╭─ ITEMS

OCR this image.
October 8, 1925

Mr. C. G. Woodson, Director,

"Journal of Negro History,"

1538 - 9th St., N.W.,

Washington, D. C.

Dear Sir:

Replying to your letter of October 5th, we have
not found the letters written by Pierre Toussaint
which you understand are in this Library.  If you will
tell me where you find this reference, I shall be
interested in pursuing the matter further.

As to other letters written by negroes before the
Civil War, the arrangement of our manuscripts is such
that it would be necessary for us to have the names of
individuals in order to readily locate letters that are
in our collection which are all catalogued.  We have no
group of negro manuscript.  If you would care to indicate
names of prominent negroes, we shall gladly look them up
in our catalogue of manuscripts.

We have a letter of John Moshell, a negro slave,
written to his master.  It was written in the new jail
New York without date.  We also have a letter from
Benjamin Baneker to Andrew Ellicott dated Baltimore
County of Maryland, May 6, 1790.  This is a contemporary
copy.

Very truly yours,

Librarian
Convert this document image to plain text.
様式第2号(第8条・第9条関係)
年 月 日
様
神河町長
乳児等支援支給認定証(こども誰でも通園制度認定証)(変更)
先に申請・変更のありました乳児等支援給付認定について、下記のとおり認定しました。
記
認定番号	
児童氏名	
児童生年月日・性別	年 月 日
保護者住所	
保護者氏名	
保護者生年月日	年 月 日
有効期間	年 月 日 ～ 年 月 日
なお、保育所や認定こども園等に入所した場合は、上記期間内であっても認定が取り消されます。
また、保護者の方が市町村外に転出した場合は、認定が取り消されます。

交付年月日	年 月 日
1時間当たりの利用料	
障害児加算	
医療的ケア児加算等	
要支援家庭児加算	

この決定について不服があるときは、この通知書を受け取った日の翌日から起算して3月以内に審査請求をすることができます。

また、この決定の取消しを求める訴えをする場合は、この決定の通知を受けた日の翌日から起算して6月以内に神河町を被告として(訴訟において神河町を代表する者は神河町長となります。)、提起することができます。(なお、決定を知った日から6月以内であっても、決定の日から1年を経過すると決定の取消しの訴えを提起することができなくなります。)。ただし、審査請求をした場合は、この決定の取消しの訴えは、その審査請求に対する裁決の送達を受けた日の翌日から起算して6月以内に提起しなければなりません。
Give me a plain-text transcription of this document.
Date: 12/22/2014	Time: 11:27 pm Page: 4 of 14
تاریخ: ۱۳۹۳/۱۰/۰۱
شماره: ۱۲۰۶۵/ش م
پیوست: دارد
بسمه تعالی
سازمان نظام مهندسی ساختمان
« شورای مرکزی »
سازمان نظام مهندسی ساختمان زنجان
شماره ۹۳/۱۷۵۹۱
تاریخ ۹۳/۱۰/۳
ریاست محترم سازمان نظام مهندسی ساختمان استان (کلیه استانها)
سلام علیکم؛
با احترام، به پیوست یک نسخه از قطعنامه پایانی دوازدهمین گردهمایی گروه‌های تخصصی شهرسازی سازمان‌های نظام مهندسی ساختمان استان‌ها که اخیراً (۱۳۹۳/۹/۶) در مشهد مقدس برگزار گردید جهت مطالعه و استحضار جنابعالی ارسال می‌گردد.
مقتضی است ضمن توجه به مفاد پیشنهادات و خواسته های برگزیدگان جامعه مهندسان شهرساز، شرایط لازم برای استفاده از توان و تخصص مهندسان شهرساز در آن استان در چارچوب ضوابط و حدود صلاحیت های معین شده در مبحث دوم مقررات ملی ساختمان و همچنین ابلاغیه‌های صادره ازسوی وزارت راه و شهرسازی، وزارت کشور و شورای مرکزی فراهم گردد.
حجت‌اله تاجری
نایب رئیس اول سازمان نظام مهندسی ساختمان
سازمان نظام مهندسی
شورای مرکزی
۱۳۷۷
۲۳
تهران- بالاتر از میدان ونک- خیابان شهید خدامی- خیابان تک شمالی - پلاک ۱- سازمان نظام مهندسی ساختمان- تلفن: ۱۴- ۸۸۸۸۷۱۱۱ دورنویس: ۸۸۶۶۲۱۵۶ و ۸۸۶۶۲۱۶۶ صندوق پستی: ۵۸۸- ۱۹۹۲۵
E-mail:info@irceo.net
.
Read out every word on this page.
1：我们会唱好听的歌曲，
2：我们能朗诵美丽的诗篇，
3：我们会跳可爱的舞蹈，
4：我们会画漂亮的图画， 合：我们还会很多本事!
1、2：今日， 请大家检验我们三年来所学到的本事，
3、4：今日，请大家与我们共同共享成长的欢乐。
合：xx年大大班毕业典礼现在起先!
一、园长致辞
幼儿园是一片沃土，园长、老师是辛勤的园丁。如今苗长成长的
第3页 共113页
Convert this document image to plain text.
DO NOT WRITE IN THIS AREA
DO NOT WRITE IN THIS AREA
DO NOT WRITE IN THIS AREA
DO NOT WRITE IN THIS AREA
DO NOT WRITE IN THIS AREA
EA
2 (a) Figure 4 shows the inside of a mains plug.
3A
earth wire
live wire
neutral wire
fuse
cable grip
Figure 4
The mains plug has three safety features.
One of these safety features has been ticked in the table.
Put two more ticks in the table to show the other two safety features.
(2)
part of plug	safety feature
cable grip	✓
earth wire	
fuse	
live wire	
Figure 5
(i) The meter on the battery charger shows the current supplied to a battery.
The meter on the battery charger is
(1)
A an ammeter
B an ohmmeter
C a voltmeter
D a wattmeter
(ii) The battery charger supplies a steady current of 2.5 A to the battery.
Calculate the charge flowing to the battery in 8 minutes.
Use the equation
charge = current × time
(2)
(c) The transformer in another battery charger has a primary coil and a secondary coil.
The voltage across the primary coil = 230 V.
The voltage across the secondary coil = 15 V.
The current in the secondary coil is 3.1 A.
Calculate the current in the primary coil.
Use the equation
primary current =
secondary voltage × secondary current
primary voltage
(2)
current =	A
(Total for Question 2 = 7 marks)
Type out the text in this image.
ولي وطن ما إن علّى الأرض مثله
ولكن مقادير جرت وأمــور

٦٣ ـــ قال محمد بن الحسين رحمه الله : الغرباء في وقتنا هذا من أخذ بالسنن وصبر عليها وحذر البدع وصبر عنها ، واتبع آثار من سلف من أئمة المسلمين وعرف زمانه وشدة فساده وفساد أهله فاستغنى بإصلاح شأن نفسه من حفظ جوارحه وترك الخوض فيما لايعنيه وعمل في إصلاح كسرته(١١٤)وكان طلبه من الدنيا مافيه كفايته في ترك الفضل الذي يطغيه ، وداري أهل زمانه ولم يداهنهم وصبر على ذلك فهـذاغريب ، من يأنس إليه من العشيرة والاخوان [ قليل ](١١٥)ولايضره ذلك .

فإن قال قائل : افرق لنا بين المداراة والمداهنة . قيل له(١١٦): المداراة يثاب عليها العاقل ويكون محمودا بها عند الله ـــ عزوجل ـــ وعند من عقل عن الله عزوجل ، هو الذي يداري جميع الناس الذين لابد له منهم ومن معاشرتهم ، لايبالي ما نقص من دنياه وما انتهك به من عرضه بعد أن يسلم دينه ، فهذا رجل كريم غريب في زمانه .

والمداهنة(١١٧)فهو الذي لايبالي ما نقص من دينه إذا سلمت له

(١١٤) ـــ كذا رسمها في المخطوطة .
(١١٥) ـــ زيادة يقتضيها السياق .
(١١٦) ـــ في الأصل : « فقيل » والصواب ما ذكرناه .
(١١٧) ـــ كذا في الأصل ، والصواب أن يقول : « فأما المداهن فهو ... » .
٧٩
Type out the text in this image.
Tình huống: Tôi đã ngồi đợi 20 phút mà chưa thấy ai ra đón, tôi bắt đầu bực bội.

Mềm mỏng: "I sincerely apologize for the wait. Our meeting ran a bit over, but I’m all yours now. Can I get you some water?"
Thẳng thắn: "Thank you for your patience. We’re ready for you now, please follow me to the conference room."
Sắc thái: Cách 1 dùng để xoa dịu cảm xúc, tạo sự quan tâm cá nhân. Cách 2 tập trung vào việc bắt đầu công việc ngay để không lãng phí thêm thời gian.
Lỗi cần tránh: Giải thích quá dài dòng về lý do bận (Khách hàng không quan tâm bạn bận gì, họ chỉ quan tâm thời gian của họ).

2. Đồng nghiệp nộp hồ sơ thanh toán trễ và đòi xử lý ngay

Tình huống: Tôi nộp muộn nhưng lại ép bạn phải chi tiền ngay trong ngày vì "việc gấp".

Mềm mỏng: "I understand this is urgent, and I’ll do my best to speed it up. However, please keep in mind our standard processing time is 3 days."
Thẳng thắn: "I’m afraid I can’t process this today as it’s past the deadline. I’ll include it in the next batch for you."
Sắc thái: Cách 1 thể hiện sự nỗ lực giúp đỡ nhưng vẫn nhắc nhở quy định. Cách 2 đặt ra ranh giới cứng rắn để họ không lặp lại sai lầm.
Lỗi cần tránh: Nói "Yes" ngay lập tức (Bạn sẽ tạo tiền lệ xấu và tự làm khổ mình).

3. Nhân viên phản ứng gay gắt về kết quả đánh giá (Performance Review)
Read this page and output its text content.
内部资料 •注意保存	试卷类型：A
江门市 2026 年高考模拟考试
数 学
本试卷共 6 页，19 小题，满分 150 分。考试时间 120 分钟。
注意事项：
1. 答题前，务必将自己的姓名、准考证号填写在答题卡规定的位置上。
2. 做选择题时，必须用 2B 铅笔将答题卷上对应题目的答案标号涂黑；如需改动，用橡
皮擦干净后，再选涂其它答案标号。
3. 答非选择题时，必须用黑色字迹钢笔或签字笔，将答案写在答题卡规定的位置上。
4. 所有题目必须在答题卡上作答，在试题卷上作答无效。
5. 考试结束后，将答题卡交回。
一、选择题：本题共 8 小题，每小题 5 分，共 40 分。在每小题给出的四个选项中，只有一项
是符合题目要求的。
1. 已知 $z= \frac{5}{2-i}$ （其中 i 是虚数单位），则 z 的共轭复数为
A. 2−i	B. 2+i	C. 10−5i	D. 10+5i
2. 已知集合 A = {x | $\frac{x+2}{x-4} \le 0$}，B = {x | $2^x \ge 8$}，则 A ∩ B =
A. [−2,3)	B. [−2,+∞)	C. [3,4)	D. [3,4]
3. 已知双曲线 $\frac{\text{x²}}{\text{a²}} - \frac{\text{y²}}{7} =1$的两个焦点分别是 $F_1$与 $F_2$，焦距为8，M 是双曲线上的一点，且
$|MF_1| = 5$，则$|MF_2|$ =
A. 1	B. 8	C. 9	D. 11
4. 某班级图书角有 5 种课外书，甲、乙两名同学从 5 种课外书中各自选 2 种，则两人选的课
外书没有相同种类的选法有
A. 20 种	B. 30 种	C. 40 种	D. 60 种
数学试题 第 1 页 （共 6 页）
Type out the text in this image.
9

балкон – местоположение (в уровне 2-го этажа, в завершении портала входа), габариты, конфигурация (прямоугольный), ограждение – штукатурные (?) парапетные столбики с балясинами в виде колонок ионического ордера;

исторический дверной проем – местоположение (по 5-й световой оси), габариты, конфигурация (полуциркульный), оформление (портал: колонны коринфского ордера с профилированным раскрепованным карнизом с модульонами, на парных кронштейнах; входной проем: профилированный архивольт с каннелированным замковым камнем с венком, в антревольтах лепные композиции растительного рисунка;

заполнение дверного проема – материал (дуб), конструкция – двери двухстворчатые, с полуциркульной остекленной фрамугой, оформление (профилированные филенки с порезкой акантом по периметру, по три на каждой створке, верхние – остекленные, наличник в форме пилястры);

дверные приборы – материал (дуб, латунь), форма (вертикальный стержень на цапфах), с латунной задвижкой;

╰─

## GIVEN TASK
Find every line containing the word "have", then give the total and nothing more.

## OUTPUT FOR THIS TASK
5